TO BE DONE
Locate each line in the records containing "hours". Copy it.

DATASET ROWS
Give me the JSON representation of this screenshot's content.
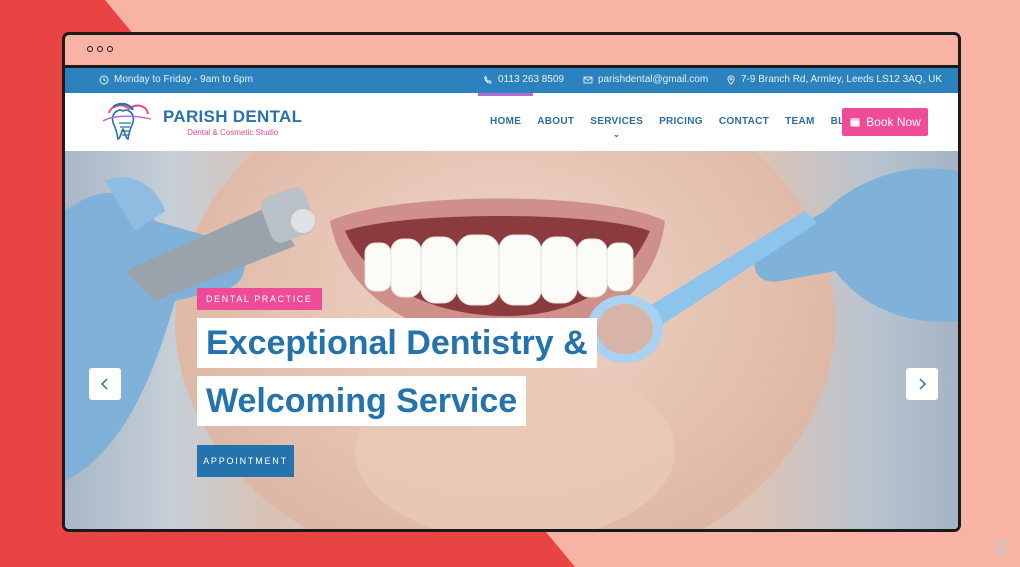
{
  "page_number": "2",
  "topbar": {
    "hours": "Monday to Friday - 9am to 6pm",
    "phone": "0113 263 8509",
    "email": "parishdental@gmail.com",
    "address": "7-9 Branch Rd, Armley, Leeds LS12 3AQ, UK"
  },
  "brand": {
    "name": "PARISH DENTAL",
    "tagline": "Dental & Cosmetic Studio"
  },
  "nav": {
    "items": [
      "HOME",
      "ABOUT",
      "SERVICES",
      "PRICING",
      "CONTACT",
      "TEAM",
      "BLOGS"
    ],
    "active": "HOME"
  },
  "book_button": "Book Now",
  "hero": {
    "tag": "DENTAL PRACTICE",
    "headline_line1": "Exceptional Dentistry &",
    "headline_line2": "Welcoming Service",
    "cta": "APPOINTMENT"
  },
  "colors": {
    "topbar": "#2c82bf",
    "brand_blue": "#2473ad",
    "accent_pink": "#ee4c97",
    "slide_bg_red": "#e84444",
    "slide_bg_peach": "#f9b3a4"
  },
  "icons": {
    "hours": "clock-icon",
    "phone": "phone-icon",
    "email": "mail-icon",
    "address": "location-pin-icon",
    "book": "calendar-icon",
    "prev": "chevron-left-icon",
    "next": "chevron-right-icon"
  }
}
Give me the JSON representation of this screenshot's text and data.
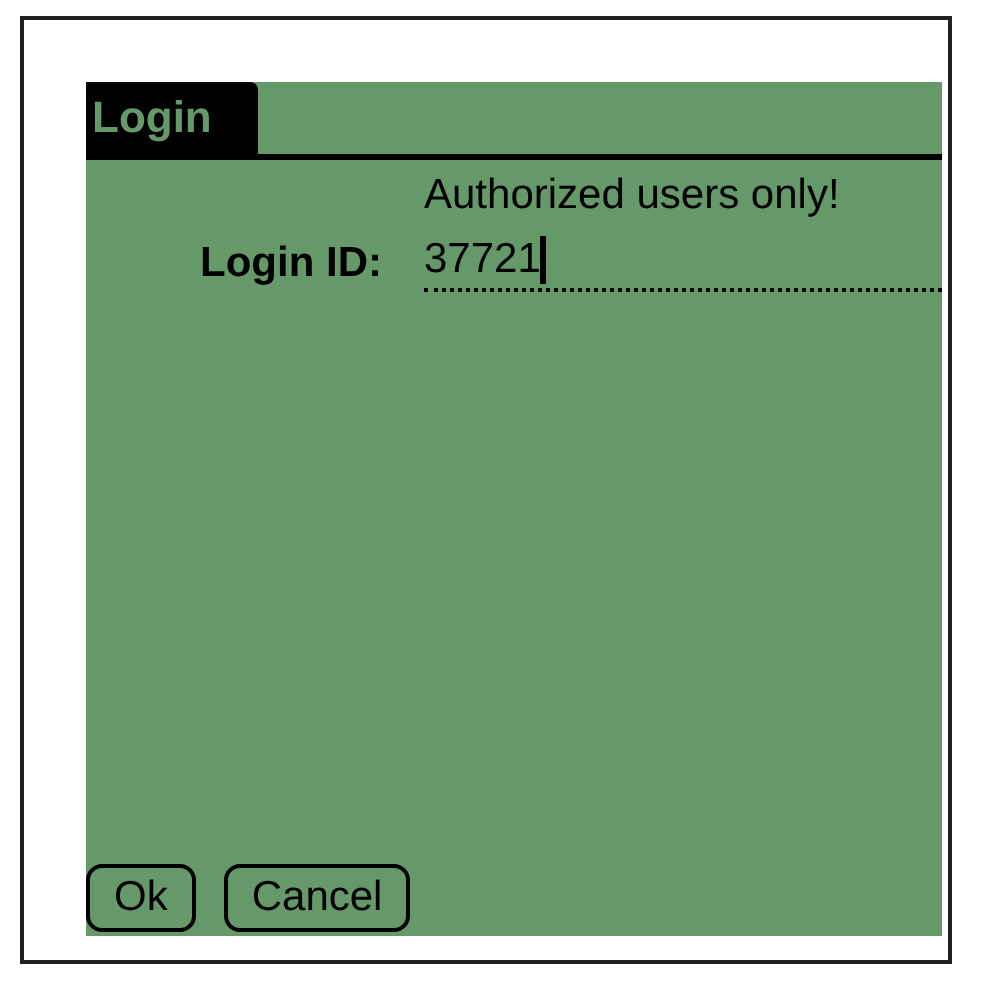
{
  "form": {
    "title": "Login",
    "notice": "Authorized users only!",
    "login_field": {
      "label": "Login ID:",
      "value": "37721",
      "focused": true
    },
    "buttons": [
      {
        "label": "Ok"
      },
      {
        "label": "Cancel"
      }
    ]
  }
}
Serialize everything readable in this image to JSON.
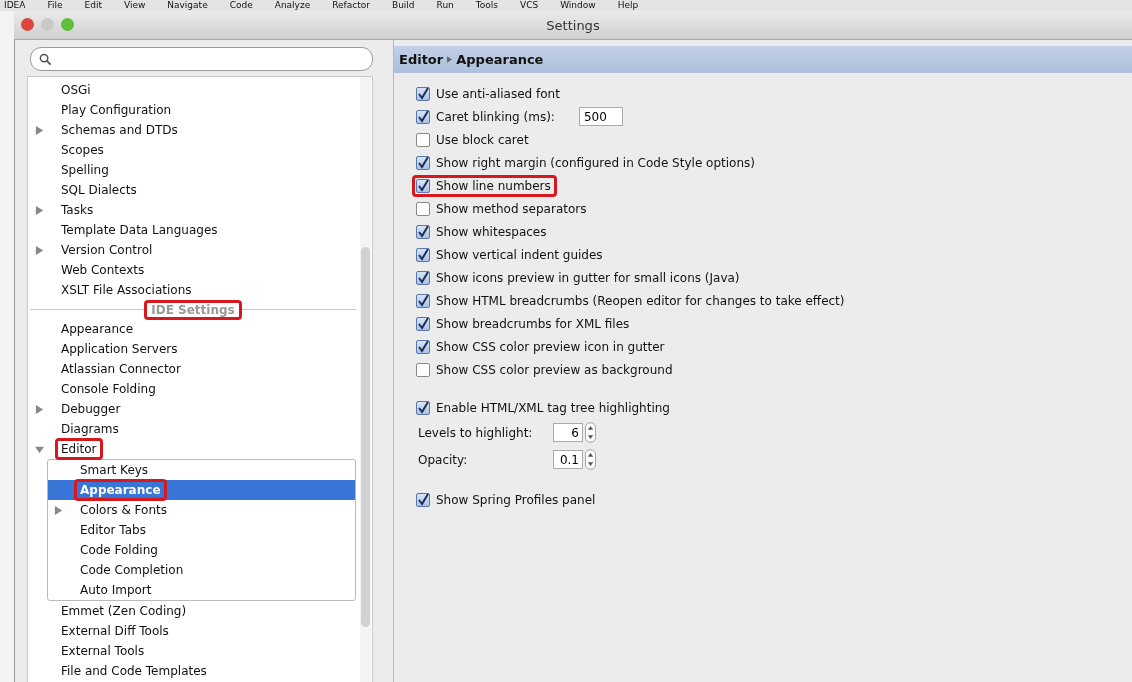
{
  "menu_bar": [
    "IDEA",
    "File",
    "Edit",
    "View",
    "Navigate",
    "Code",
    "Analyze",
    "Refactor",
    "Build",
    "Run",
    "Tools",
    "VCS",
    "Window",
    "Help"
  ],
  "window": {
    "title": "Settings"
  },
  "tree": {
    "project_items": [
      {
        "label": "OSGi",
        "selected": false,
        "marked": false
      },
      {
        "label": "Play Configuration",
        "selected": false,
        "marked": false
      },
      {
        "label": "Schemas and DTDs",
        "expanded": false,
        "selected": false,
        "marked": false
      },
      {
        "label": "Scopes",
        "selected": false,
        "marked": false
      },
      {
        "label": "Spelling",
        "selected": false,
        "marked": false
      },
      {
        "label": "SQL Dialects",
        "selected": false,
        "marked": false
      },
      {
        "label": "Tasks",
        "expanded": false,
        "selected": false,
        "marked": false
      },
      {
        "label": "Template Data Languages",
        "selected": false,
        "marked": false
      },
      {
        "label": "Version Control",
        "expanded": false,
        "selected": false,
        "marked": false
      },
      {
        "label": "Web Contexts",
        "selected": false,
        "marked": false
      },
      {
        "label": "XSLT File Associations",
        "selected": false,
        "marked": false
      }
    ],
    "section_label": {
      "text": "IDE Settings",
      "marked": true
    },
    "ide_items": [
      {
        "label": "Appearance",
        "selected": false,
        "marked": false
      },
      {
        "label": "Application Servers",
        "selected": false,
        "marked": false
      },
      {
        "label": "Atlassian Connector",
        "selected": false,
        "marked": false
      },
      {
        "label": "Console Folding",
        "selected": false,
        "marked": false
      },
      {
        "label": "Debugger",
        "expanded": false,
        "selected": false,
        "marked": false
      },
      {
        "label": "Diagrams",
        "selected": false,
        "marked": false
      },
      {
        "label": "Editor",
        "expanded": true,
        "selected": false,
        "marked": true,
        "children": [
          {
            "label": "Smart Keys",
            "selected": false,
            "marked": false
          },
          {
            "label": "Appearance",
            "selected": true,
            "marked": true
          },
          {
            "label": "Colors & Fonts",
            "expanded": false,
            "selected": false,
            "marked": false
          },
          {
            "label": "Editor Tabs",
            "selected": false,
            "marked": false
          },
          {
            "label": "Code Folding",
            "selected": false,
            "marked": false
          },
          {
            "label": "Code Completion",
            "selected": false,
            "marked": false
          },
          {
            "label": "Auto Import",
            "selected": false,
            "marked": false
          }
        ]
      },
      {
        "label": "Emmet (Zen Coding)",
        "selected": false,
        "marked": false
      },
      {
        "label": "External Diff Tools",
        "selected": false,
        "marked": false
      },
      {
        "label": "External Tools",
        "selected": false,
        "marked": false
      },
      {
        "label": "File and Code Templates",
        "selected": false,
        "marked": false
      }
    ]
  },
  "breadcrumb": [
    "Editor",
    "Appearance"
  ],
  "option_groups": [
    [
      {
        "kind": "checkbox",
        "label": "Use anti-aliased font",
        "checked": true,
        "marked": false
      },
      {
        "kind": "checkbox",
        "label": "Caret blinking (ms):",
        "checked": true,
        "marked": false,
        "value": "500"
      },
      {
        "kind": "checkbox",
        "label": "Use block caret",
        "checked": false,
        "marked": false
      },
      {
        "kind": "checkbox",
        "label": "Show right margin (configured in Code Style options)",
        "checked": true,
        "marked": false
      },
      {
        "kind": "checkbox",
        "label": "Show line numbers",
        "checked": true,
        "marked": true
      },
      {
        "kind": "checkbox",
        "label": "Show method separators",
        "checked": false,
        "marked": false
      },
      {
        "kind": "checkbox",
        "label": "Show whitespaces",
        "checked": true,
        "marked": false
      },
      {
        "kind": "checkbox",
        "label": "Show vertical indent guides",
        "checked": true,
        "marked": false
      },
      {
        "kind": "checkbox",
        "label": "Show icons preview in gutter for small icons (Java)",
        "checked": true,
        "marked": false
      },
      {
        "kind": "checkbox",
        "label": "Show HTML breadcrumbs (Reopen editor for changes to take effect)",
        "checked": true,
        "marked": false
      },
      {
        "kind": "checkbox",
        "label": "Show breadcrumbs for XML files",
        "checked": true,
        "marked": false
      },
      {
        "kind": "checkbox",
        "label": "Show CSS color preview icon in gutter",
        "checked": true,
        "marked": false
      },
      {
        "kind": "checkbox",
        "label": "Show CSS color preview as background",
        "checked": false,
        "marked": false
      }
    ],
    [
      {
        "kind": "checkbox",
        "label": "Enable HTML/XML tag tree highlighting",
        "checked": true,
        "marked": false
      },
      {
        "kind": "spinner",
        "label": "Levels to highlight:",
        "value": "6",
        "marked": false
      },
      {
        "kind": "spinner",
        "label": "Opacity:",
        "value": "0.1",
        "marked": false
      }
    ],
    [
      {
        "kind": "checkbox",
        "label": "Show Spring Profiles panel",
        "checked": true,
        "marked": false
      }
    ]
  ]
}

---

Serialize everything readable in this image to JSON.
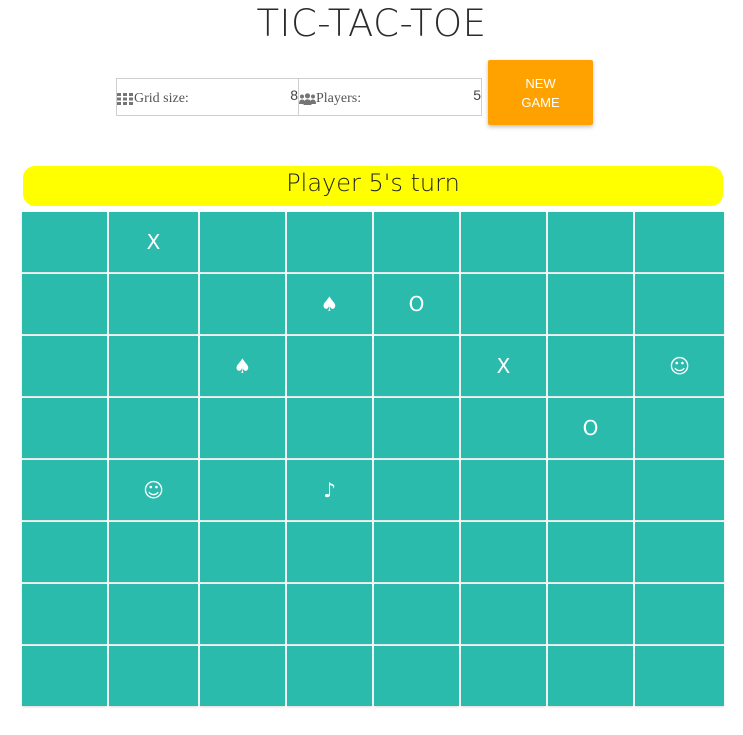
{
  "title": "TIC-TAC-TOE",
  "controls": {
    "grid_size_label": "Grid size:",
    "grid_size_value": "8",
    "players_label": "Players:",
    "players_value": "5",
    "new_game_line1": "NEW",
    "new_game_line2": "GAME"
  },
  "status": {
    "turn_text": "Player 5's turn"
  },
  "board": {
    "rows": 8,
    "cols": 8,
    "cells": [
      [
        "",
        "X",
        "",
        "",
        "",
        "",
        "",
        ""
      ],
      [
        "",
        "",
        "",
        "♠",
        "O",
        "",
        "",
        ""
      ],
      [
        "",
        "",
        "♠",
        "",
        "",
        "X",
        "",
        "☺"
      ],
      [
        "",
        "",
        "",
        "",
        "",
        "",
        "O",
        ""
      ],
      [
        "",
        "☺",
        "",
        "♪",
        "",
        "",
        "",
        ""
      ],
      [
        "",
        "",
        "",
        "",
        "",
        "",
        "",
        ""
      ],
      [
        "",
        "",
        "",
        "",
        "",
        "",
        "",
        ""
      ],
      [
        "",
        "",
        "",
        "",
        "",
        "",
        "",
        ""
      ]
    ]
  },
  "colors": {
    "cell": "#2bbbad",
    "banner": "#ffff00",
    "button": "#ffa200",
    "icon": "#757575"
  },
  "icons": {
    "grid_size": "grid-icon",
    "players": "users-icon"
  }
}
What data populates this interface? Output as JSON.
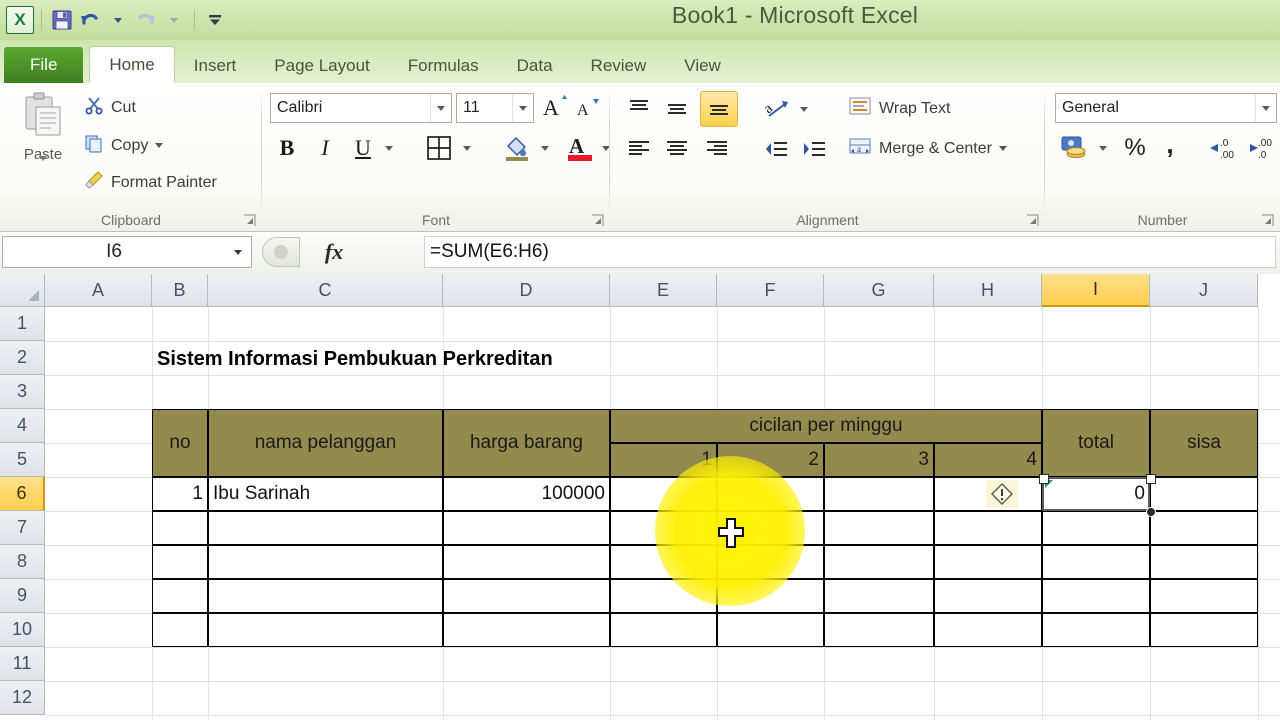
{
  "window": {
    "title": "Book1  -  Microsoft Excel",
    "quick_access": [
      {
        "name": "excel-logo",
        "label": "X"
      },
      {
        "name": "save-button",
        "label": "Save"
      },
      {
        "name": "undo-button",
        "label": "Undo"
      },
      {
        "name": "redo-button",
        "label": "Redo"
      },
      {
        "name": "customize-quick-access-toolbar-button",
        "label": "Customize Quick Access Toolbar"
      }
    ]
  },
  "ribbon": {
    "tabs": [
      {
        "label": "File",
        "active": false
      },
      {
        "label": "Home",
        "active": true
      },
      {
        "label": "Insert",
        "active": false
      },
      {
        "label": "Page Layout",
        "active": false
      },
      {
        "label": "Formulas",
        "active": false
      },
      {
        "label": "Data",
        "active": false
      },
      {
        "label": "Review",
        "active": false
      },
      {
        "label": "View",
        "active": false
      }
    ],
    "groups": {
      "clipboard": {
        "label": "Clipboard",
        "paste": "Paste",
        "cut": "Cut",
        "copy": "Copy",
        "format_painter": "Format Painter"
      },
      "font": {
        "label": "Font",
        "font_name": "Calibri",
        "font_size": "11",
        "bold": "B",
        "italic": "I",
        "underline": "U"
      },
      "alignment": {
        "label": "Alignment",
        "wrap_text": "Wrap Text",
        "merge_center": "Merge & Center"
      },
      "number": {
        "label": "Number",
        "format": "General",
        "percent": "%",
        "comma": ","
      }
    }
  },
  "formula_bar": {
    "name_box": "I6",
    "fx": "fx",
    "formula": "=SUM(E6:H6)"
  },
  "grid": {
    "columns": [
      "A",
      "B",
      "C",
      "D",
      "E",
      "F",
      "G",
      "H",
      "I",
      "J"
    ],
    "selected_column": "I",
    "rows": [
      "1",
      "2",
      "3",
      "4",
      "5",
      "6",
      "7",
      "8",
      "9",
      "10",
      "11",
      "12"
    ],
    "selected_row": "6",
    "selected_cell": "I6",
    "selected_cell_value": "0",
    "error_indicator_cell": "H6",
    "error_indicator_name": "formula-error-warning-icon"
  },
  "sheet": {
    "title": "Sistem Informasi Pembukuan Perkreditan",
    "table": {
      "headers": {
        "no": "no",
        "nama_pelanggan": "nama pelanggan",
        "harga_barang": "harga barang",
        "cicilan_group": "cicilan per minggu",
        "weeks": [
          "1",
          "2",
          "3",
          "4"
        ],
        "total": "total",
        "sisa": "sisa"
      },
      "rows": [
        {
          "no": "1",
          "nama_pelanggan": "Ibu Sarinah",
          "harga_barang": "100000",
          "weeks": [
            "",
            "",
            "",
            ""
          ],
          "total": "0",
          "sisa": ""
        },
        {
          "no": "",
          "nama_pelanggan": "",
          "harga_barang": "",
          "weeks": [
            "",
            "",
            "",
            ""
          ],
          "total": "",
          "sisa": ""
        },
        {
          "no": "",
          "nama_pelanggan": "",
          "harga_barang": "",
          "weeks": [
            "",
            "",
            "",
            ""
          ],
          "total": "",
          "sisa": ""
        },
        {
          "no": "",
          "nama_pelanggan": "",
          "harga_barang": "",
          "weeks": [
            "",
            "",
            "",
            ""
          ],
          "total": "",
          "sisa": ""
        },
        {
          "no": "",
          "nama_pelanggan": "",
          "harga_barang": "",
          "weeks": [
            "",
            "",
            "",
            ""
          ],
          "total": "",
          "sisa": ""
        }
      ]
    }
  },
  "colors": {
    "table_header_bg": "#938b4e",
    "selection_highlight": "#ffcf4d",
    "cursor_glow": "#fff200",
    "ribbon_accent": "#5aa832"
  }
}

ANSWER FOR THIS EXERCISE
    "hours": "Monday to Friday - 9am to 6pm",
    "hours": "clock-icon",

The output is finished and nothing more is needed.